> _Exercise_
Set down all of the data exactly as it appears.
━━━━━━
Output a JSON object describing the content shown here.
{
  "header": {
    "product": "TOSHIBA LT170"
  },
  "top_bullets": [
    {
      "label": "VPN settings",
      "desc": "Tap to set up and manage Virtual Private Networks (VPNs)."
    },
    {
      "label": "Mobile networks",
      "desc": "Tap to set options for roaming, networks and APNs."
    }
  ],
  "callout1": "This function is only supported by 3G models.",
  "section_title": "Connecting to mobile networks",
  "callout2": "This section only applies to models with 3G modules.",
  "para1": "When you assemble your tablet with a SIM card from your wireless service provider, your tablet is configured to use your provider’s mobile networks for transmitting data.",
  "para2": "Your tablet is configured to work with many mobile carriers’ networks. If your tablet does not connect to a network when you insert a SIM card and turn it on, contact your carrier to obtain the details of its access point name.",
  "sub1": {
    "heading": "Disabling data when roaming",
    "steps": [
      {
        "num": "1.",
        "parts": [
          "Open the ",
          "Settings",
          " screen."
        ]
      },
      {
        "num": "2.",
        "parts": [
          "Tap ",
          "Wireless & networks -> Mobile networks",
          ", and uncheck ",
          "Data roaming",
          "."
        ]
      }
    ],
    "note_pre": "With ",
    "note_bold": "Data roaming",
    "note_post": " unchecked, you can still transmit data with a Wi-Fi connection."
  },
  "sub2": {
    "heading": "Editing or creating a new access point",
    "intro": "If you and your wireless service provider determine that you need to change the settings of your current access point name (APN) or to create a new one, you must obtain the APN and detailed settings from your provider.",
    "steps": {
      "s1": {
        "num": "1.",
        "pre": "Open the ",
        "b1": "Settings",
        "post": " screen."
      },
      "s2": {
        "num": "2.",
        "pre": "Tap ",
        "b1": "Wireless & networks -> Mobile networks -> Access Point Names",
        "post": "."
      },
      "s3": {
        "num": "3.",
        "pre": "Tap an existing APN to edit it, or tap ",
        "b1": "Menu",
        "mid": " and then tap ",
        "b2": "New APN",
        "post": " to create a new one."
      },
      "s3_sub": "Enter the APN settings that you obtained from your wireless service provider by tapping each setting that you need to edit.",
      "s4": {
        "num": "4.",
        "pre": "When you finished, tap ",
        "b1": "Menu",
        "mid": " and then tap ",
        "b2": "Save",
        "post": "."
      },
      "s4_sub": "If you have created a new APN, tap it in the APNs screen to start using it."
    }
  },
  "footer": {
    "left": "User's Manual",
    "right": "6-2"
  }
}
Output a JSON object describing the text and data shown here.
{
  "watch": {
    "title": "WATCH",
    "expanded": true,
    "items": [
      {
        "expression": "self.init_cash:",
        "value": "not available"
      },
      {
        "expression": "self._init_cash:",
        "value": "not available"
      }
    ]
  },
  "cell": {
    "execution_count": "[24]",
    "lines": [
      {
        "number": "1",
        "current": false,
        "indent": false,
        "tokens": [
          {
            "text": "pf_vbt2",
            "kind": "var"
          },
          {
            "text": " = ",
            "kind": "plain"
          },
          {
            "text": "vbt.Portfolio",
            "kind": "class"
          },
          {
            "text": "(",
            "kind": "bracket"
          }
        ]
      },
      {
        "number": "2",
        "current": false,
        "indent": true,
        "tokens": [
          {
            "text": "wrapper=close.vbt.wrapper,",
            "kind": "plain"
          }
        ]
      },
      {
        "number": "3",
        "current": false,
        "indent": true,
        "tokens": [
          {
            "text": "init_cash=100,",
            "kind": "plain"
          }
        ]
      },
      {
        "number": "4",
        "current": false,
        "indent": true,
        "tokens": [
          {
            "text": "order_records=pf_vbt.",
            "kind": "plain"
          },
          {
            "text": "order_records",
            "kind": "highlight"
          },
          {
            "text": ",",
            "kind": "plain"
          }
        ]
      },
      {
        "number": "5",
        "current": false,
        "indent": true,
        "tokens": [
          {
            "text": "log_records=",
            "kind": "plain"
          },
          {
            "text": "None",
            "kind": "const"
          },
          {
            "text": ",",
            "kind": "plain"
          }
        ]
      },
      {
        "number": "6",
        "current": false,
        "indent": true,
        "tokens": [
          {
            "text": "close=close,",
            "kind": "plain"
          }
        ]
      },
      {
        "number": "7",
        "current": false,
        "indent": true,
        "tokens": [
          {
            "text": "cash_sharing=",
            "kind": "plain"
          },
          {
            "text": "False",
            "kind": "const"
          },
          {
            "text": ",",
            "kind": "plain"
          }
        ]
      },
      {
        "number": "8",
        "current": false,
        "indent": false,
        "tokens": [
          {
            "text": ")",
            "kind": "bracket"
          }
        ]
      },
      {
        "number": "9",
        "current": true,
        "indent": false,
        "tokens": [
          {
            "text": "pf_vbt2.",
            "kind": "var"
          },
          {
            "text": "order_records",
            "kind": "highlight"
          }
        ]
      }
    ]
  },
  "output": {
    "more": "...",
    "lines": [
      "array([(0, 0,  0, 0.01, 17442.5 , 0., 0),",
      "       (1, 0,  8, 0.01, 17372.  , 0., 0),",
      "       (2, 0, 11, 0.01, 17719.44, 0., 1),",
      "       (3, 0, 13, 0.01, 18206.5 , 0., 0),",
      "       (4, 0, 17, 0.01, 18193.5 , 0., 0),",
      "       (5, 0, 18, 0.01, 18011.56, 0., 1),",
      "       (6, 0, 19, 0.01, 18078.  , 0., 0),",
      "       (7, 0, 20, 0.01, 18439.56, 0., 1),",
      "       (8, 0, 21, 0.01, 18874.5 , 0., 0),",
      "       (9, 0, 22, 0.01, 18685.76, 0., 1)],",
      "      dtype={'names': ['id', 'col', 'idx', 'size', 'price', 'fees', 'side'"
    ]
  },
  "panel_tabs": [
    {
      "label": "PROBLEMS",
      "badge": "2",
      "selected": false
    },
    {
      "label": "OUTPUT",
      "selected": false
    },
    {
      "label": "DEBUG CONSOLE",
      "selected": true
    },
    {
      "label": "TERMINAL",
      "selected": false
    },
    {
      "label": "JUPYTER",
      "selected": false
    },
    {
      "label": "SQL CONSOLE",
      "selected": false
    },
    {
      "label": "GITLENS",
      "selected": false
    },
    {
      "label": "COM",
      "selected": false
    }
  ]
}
━━━━━━
> _Task result_
Output a JSON object describing the content shown here.
{
  "header": {
    "product": "TOSHIBA LT170"
  },
  "top_bullets": [
    {
      "label": "VPN settings",
      "desc": "Tap to set up and manage Virtual Private Networks (VPNs)."
    },
    {
      "label": "Mobile networks",
      "desc": "Tap to set options for roaming, networks and APNs."
    }
  ],
  "callout1": "This function is only supported by 3G models.",
  "section_title": "Connecting to mobile networks",
  "callout2": "This section only applies to models with 3G modules.",
  "para1": "When you assemble your tablet with a SIM card from your wireless service provider, your tablet is configured to use your provider’s mobile networks for transmitting data.",
  "para2": "Your tablet is configured to work with many mobile carriers’ networks. If your tablet does not connect to a network when you insert a SIM card and turn it on, contact your carrier to obtain the details of its access point name.",
  "sub1": {
    "heading": "Disabling data when roaming",
    "steps": [
      {
        "num": "1.",
        "parts": [
          "Open the ",
          "Settings",
          " screen."
        ]
      },
      {
        "num": "2.",
        "parts": [
          "Tap ",
          "Wireless & networks -> Mobile networks",
          ", and uncheck ",
          "Data roaming",
          "."
        ]
      }
    ],
    "note_pre": "With ",
    "note_bold": "Data roaming",
    "note_post": " unchecked, you can still transmit data with a Wi-Fi connection."
  },
  "sub2": {
    "heading": "Editing or creating a new access point",
    "intro": "If you and your wireless service provider determine that you need to change the settings of your current access point name (APN) or to create a new one, you must obtain the APN and detailed settings from your provider.",
    "steps": {
      "s1": {
        "num": "1.",
        "pre": "Open the ",
        "b1": "Settings",
        "post": " screen."
      },
      "s2": {
        "num": "2.",
        "pre": "Tap ",
        "b1": "Wireless & networks -> Mobile networks -> Access Point Names",
        "post": "."
      },
      "s3": {
        "num": "3.",
        "pre": "Tap an existing APN to edit it, or tap ",
        "b1": "Menu",
        "mid": " and then tap ",
        "b2": "New APN",
        "post": " to create a new one."
      },
      "s3_sub": "Enter the APN settings that you obtained from your wireless service provider by tapping each setting that you need to edit.",
      "s4": {
        "num": "4.",
        "pre": "When you finished, tap ",
        "b1": "Menu",
        "mid": " and then tap ",
        "b2": "Save",
        "post": "."
      },
      "s4_sub": "If you have created a new APN, tap it in the APNs screen to start using it."
    }
  },
  "footer": {
    "left": "User's Manual",
    "right": "6-2"
  }
}
Output a JSON object describing the text and data shown here.
{
  "watch": {
    "title": "WATCH",
    "expanded": true,
    "items": [
      {
        "expression": "self.init_cash:",
        "value": "not available"
      },
      {
        "expression": "self._init_cash:",
        "value": "not available"
      }
    ]
  },
  "cell": {
    "execution_count": "[24]",
    "lines": [
      {
        "number": "1",
        "current": false,
        "indent": false,
        "tokens": [
          {
            "text": "pf_vbt2",
            "kind": "var"
          },
          {
            "text": " = ",
            "kind": "plain"
          },
          {
            "text": "vbt.Portfolio",
            "kind": "class"
          },
          {
            "text": "(",
            "kind": "bracket"
          }
        ]
      },
      {
        "number": "2",
        "current": false,
        "indent": true,
        "tokens": [
          {
            "text": "wrapper=close.vbt.wrapper,",
            "kind": "plain"
          }
        ]
      },
      {
        "number": "3",
        "current": false,
        "indent": true,
        "tokens": [
          {
            "text": "init_cash=100,",
            "kind": "plain"
          }
        ]
      },
      {
        "number": "4",
        "current": false,
        "indent": true,
        "tokens": [
          {
            "text": "order_records=pf_vbt.",
            "kind": "plain"
          },
          {
            "text": "order_records",
            "kind": "highlight"
          },
          {
            "text": ",",
            "kind": "plain"
          }
        ]
      },
      {
        "number": "5",
        "current": false,
        "indent": true,
        "tokens": [
          {
            "text": "log_records=",
            "kind": "plain"
          },
          {
            "text": "None",
            "kind": "const"
          },
          {
            "text": ",",
            "kind": "plain"
          }
        ]
      },
      {
        "number": "6",
        "current": false,
        "indent": true,
        "tokens": [
          {
            "text": "close=close,",
            "kind": "plain"
          }
        ]
      },
      {
        "number": "7",
        "current": false,
        "indent": true,
        "tokens": [
          {
            "text": "cash_sharing=",
            "kind": "plain"
          },
          {
            "text": "False",
            "kind": "const"
          },
          {
            "text": ",",
            "kind": "plain"
          }
        ]
      },
      {
        "number": "8",
        "current": false,
        "indent": false,
        "tokens": [
          {
            "text": ")",
            "kind": "bracket"
          }
        ]
      },
      {
        "number": "9",
        "current": true,
        "indent": false,
        "tokens": [
          {
            "text": "pf_vbt2.",
            "kind": "var"
          },
          {
            "text": "order_records",
            "kind": "highlight"
          }
        ]
      }
    ]
  },
  "output": {
    "more": "...",
    "lines": [
      "array([(0, 0,  0, 0.01, 17442.5 , 0., 0),",
      "       (1, 0,  8, 0.01, 17372.  , 0., 0),",
      "       (2, 0, 11, 0.01, 17719.44, 0., 1),",
      "       (3, 0, 13, 0.01, 18206.5 , 0., 0),",
      "       (4, 0, 17, 0.01, 18193.5 , 0., 0),",
      "       (5, 0, 18, 0.01, 18011.56, 0., 1),",
      "       (6, 0, 19, 0.01, 18078.  , 0., 0),",
      "       (7, 0, 20, 0.01, 18439.56, 0., 1),",
      "       (8, 0, 21, 0.01, 18874.5 , 0., 0),",
      "       (9, 0, 22, 0.01, 18685.76, 0., 1)],",
      "      dtype={'names': ['id', 'col', 'idx', 'size', 'price', 'fees', 'side'"
    ]
  },
  "panel_tabs": [
    {
      "label": "PROBLEMS",
      "badge": "2",
      "selected": false
    },
    {
      "label": "OUTPUT",
      "selected": false
    },
    {
      "label": "DEBUG CONSOLE",
      "selected": true
    },
    {
      "label": "TERMINAL",
      "selected": false
    },
    {
      "label": "JUPYTER",
      "selected": false
    },
    {
      "label": "SQL CONSOLE",
      "selected": false
    },
    {
      "label": "GITLENS",
      "selected": false
    },
    {
      "label": "COM",
      "selected": false
    }
  ]
}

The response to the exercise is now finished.